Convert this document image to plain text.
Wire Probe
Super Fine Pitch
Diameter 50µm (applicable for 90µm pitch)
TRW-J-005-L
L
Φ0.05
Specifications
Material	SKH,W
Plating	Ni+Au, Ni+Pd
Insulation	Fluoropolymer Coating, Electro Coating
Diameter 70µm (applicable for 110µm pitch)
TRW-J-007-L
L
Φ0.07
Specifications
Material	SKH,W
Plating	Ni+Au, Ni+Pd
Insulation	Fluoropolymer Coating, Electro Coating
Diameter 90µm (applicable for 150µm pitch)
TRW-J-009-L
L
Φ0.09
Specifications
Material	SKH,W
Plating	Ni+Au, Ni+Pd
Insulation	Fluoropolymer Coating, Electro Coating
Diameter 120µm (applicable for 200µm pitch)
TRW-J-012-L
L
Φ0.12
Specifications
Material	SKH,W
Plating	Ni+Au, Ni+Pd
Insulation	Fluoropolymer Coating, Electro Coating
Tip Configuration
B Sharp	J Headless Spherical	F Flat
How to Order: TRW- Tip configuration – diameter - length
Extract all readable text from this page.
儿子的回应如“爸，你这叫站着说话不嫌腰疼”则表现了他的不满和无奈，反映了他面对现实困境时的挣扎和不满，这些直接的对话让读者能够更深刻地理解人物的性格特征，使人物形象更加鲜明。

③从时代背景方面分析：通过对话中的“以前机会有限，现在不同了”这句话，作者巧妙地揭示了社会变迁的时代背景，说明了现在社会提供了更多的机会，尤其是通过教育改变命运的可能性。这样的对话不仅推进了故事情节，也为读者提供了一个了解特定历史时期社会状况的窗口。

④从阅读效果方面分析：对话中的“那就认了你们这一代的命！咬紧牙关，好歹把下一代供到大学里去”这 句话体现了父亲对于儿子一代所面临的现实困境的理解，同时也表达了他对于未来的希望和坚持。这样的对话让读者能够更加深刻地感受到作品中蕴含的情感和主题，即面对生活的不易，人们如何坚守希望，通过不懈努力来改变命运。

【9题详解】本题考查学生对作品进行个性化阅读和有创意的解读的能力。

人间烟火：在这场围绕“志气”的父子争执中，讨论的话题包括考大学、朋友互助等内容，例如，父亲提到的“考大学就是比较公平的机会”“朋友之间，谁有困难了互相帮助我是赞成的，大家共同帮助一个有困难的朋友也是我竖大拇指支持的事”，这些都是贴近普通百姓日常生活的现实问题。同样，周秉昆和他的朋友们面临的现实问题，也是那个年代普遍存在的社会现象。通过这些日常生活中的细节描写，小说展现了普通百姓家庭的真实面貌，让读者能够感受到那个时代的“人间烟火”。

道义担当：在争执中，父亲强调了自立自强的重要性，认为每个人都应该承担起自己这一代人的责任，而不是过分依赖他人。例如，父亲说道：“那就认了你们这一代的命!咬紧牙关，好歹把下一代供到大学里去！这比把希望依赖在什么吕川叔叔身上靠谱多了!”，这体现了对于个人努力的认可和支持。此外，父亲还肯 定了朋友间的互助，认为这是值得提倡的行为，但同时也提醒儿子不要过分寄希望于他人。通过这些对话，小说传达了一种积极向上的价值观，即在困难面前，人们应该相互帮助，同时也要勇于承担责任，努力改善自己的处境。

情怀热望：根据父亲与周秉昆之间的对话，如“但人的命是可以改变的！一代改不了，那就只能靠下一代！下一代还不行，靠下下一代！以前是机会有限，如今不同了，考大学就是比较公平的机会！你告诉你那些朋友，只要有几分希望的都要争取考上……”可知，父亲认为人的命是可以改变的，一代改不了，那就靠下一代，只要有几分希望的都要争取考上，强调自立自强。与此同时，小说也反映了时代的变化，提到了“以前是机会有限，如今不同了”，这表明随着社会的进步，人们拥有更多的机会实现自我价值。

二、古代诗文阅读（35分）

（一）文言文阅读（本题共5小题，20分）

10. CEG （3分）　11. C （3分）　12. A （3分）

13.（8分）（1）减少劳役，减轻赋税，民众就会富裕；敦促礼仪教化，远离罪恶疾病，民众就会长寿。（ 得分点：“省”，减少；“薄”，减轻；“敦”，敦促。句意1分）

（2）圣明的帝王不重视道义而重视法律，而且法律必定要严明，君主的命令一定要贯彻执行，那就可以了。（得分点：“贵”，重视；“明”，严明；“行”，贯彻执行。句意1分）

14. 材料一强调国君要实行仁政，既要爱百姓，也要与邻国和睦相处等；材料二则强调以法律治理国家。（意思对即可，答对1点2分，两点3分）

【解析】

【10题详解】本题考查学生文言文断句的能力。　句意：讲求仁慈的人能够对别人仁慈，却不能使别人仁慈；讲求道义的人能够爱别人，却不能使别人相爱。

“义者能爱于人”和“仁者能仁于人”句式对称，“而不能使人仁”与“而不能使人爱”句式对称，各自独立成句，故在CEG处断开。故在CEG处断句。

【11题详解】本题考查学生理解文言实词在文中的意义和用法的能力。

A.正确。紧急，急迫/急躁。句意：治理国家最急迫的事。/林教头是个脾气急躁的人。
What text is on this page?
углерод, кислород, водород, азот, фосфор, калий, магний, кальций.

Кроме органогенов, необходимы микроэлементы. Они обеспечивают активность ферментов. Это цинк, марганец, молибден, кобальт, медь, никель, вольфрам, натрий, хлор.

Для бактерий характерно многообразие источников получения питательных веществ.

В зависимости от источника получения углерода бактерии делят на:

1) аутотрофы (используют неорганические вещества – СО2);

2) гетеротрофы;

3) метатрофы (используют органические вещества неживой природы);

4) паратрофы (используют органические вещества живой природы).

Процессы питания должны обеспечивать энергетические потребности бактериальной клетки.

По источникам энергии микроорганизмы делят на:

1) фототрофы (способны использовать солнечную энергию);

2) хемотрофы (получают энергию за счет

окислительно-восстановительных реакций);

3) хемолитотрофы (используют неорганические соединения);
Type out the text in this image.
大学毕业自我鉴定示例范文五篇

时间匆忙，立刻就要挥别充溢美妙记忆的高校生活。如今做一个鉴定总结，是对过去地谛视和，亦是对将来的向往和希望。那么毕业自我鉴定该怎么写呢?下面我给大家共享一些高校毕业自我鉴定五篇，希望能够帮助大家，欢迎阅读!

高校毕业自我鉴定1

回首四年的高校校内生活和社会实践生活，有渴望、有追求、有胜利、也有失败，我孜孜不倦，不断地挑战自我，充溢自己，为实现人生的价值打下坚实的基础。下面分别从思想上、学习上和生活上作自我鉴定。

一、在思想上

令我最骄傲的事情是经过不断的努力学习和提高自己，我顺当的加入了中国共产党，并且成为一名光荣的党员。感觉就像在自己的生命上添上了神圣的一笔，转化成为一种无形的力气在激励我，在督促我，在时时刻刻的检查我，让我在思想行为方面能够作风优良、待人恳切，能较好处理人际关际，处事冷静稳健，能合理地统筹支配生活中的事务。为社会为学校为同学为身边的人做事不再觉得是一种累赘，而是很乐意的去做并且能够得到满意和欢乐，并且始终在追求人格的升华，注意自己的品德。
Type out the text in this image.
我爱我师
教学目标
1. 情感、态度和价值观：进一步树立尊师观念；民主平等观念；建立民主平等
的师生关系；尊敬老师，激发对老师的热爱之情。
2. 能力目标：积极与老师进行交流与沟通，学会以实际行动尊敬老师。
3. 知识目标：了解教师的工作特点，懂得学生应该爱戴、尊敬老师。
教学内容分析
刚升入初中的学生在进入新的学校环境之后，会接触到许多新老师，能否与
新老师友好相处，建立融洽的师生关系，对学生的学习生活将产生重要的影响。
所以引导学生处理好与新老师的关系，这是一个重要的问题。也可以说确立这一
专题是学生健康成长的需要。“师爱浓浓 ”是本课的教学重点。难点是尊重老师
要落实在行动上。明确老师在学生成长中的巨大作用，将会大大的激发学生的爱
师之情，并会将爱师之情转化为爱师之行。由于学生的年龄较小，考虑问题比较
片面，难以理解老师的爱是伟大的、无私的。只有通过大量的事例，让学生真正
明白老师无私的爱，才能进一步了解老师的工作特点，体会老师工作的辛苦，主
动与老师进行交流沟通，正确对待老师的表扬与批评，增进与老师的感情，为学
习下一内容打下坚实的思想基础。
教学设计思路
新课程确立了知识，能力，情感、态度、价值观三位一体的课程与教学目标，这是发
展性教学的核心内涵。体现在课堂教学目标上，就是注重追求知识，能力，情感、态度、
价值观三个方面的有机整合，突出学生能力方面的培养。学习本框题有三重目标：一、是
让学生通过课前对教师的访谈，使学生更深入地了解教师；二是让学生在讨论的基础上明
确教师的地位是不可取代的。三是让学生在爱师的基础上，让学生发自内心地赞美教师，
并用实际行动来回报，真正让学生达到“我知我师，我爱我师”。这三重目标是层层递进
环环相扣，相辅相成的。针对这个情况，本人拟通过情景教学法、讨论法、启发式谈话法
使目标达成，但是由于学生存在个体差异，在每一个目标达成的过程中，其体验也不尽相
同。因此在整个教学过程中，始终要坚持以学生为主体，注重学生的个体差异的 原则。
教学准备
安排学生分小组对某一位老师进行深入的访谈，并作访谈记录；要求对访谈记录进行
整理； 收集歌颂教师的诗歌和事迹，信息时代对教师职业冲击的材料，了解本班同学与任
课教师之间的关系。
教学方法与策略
*-*-*
* _WRITTEN EXERCISE_
Of the lines in the records, determine how many contain the word "энергию", and report that number alone.

* _WRITTEN RESPONSE_
2